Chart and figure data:
>>>
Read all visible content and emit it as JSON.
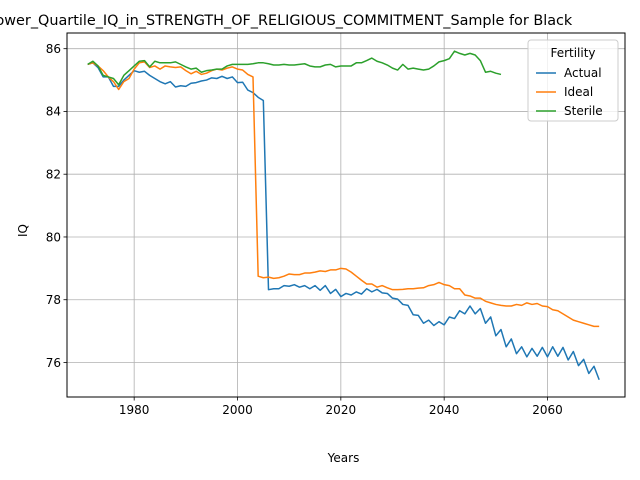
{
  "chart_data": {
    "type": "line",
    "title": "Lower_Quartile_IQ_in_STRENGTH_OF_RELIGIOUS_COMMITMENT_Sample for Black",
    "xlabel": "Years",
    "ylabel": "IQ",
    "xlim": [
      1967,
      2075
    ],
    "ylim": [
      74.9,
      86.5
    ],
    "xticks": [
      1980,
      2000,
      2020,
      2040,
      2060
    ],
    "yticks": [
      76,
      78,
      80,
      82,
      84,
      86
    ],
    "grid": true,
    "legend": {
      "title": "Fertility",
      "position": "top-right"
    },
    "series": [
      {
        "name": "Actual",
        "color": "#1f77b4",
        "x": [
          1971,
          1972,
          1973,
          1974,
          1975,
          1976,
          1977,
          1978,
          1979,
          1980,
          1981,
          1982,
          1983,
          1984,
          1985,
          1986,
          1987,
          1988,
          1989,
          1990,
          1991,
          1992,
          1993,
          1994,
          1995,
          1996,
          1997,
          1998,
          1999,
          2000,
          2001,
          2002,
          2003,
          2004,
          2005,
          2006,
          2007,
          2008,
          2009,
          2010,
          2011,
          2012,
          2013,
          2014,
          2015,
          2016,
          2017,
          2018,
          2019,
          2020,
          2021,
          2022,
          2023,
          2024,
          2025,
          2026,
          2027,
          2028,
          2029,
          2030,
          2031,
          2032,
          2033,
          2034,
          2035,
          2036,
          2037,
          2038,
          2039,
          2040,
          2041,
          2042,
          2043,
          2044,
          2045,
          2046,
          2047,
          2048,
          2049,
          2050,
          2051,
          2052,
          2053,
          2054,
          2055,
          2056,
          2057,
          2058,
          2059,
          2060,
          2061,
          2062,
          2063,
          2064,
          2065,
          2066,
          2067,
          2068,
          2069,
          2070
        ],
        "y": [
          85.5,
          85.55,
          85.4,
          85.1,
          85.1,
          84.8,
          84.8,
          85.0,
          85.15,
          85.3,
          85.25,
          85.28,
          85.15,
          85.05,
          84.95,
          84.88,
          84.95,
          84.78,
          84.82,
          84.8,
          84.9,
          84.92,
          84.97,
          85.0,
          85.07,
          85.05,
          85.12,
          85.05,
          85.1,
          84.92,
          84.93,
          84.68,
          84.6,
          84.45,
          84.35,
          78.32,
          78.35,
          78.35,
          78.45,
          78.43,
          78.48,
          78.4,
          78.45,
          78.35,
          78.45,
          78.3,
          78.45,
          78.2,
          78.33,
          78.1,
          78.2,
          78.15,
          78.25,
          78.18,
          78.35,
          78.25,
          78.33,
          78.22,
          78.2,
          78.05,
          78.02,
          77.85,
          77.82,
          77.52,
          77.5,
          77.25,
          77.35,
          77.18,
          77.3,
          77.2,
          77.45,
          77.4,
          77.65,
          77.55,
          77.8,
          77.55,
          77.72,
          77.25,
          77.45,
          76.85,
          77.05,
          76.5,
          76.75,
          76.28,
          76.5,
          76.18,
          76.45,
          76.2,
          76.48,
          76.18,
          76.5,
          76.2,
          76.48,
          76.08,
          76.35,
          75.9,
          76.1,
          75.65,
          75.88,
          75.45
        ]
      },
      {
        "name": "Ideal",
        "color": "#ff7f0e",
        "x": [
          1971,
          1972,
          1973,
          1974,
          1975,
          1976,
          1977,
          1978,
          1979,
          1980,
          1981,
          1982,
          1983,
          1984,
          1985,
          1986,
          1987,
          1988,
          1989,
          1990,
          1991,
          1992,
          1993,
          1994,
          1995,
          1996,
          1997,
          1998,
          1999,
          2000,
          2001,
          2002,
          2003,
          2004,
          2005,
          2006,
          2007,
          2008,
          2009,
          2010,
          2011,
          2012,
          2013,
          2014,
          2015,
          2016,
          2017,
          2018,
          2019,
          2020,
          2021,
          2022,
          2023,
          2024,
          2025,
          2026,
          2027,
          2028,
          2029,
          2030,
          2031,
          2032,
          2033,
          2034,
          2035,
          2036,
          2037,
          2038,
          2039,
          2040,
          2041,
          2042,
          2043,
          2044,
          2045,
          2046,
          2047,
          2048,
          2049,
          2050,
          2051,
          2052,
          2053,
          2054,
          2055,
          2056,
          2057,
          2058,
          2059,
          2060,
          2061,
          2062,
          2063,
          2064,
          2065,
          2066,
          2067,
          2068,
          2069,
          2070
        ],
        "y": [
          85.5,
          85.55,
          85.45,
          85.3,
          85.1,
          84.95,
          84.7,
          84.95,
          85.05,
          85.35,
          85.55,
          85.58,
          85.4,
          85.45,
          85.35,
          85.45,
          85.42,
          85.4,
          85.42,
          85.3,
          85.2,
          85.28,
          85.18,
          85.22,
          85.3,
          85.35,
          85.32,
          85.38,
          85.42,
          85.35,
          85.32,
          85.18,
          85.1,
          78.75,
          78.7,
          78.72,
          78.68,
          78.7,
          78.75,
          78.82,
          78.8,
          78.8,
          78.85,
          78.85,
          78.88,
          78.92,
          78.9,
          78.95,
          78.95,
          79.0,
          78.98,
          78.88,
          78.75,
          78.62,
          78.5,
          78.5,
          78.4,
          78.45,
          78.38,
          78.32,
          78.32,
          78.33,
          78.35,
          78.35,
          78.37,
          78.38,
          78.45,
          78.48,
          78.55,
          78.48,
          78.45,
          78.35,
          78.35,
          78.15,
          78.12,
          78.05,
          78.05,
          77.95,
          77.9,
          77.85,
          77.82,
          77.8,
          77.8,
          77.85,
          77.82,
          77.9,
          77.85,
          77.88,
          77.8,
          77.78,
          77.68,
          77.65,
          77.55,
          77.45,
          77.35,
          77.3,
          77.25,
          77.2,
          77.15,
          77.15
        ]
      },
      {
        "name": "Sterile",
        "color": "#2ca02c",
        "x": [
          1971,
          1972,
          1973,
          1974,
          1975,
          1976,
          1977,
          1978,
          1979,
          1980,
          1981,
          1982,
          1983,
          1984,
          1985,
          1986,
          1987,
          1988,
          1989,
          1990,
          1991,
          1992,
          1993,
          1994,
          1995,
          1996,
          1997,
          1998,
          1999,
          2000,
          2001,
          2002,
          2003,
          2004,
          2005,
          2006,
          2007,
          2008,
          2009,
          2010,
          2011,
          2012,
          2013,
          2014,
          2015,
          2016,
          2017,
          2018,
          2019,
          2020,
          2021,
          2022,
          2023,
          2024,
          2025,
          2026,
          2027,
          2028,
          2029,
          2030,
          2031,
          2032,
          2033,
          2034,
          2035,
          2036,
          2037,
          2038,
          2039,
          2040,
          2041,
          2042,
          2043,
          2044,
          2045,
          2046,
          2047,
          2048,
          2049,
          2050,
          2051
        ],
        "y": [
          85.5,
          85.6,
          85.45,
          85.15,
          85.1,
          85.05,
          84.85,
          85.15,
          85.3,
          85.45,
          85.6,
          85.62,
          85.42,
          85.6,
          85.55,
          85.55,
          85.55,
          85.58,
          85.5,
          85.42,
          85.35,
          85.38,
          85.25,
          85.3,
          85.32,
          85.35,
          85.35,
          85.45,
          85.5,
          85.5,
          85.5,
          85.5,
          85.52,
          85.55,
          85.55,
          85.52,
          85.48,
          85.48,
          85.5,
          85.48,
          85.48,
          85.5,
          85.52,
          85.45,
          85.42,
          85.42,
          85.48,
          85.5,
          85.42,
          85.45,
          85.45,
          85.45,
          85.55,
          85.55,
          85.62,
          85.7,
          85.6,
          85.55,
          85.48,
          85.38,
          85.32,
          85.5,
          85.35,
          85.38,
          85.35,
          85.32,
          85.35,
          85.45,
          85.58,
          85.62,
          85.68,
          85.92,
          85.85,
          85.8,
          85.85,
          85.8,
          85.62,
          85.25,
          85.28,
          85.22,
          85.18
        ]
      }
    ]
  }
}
<<<
>>>
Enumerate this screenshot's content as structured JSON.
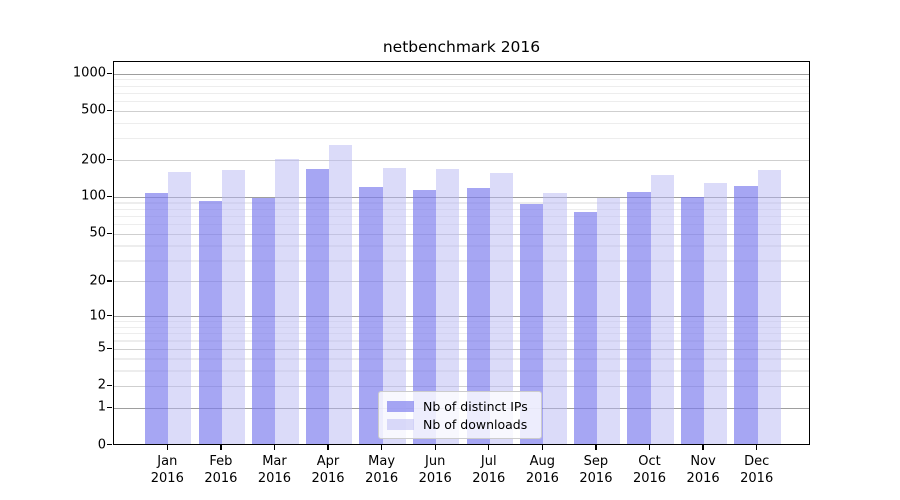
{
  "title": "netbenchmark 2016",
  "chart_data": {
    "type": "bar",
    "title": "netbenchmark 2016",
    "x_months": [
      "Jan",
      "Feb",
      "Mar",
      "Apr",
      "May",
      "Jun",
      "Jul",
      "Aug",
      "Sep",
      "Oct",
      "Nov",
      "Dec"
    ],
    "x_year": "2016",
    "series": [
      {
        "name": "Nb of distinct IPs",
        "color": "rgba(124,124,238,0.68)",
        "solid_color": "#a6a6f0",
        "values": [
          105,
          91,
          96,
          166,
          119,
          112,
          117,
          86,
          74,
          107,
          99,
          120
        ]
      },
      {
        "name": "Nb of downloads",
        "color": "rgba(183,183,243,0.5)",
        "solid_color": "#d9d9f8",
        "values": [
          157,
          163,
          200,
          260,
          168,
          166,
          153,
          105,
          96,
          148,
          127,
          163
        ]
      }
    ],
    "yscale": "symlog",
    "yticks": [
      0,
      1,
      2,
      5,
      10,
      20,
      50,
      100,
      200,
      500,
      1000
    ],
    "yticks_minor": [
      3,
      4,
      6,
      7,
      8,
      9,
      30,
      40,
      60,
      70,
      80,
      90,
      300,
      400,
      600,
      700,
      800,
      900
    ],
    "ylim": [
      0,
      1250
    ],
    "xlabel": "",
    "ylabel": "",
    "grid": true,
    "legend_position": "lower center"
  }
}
<<<
>>>
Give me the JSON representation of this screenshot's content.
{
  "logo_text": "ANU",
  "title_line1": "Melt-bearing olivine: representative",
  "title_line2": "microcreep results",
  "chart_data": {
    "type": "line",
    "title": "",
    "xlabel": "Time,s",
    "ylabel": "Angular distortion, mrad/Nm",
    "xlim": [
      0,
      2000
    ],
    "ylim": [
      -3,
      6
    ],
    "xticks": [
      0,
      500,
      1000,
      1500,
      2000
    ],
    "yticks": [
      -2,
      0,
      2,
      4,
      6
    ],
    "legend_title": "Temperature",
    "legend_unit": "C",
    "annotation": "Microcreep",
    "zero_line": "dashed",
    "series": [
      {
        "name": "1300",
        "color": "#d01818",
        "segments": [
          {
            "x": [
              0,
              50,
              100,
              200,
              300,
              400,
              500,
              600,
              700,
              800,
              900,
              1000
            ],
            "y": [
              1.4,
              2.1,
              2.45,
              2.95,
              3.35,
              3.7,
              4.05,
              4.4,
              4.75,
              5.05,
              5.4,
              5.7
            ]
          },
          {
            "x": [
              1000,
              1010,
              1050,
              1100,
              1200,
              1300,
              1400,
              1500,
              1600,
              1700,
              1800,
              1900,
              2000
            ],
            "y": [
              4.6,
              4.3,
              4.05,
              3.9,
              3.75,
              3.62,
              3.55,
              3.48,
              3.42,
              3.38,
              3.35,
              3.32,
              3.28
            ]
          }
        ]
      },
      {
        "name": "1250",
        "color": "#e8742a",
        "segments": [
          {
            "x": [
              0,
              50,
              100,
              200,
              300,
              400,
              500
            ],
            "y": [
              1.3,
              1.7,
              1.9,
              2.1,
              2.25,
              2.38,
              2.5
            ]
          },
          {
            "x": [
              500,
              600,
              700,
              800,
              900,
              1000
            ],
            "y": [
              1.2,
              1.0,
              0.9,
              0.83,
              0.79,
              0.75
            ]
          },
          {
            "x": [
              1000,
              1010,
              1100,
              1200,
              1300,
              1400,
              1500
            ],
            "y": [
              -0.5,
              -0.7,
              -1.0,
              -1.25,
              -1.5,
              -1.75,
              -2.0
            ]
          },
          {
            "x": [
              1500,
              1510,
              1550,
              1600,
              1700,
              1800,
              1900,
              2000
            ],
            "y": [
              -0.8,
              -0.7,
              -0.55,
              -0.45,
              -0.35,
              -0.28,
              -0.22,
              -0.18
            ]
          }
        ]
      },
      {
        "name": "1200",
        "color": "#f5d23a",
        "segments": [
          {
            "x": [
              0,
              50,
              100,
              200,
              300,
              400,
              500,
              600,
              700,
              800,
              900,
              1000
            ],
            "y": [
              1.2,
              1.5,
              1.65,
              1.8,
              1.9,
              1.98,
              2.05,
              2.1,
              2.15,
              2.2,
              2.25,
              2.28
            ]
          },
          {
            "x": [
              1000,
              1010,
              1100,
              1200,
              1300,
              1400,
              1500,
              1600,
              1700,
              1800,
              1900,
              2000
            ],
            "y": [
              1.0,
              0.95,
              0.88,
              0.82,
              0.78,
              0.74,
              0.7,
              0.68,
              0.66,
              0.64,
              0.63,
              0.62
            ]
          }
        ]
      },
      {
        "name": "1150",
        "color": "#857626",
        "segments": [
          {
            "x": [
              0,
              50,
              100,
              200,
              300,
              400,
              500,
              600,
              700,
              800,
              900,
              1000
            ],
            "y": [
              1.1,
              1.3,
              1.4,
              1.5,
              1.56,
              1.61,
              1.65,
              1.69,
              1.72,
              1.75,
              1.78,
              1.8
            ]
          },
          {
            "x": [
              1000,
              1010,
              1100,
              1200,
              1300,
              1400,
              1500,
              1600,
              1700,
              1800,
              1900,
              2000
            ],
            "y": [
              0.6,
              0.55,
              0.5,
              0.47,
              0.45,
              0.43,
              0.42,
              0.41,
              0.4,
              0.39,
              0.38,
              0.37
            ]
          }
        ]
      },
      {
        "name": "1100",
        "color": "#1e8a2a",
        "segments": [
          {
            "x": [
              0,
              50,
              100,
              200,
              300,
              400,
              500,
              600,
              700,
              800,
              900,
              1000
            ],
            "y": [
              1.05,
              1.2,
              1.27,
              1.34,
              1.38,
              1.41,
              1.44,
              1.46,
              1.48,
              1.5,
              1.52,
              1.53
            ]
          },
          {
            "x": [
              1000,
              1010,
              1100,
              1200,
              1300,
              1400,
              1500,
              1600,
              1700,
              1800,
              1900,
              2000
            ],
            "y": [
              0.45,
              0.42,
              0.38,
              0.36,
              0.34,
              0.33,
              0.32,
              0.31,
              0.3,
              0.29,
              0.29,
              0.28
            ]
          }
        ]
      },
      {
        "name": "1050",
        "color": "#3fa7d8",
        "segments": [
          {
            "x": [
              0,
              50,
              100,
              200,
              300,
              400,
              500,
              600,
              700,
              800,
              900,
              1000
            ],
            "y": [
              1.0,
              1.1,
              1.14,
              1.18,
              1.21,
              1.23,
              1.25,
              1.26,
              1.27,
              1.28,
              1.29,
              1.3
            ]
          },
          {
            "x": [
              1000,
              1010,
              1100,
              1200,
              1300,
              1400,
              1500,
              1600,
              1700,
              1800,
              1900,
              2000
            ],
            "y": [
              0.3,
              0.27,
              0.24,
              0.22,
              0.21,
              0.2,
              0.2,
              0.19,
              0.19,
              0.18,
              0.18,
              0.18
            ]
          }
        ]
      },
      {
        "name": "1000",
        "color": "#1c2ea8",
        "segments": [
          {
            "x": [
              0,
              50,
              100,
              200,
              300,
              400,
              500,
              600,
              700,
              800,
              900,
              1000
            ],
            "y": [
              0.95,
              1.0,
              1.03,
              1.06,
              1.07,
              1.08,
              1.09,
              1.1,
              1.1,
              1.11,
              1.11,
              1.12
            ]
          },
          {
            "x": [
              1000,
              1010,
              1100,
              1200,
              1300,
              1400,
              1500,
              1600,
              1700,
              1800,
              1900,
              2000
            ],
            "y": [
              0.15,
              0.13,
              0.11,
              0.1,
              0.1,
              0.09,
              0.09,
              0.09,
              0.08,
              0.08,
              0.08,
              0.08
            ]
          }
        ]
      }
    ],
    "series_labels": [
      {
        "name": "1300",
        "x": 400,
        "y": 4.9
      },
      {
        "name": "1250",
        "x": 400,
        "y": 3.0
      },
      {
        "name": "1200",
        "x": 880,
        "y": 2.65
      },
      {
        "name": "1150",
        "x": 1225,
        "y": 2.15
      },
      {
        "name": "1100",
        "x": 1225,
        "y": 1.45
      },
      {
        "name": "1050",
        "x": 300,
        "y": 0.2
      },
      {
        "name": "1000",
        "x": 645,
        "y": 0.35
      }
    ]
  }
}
<<<
--- EXERCISE TASK ---
Pull out every line in the data above that has the word "content".

--- TASK OUTPUT ---
Read all visible content and emit it as JSON.
Enumerate this screenshot's content as structured JSON.
Give me the JSON representation of this screenshot's content.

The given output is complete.